#### Task prompt:
Copy the listing below in full and skip every picture.

#### Task inputs:
↓↓↓
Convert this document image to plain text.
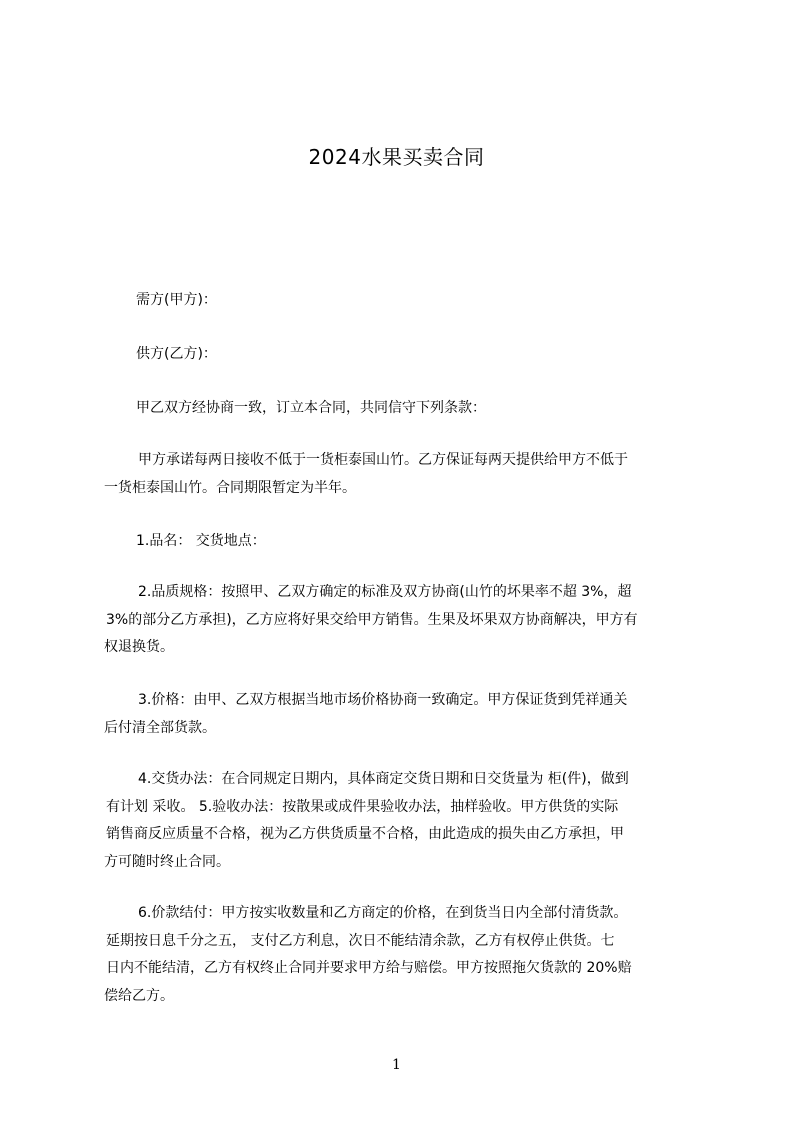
2024水果买卖合同
需方(甲方)：
供方(乙方)：
甲乙双方经协商一致，订立本合同，共同信守下列条款：
甲方承诺每两日接收不低于一货柜泰国山竹。乙方保证每两天提供给甲方不低于
一货柜泰国山竹。合同期限暂定为半年。
1.品名： 交货地点：
2.品质规格：按照甲、乙双方确定的标准及双方协商(山竹的坏果率不超 3%，超
3%的部分乙方承担)，乙方应将好果交给甲方销售。生果及坏果双方协商解决，甲方有
权退换货。
3.价格：由甲、乙双方根据当地市场价格协商一致确定。甲方保证货到凭祥通关
后付清全部货款。
4.交货办法：在合同规定日期内，具体商定交货日期和日交货量为 柜(件)，做到
有计划 采收。 5.验收办法：按散果或成件果验收办法，抽样验收。甲方供货的实际
销售商反应质量不合格，视为乙方供货质量不合格，由此造成的损失由乙方承担，甲
方可随时终止合同。
6.价款结付：甲方按实收数量和乙方商定的价格，在到货当日内全部付清货款。
延期按日息千分之五， 支付乙方利息，次日不能结清余款，乙方有权停止供货。七
日内不能结清，乙方有权终止合同并要求甲方给与赔偿。甲方按照拖欠货款的 20%赔
偿给乙方。
1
↑↑↑
#### Solution to this problem:
Convert this document image to plain text.
2024水果买卖合同
需方(甲方)：
供方(乙方)：
甲乙双方经协商一致，订立本合同，共同信守下列条款：
甲方承诺每两日接收不低于一货柜泰国山竹。乙方保证每两天提供给甲方不低于
一货柜泰国山竹。合同期限暂定为半年。
1.品名： 交货地点：
2.品质规格：按照甲、乙双方确定的标准及双方协商(山竹的坏果率不超 3%，超
3%的部分乙方承担)，乙方应将好果交给甲方销售。生果及坏果双方协商解决，甲方有
权退换货。
3.价格：由甲、乙双方根据当地市场价格协商一致确定。甲方保证货到凭祥通关
后付清全部货款。
4.交货办法：在合同规定日期内，具体商定交货日期和日交货量为 柜(件)，做到
有计划 采收。 5.验收办法：按散果或成件果验收办法，抽样验收。甲方供货的实际
销售商反应质量不合格，视为乙方供货质量不合格，由此造成的损失由乙方承担，甲
方可随时终止合同。
6.价款结付：甲方按实收数量和乙方商定的价格，在到货当日内全部付清货款。
延期按日息千分之五， 支付乙方利息，次日不能结清余款，乙方有权停止供货。七
日内不能结清，乙方有权终止合同并要求甲方给与赔偿。甲方按照拖欠货款的 20%赔
偿给乙方。
1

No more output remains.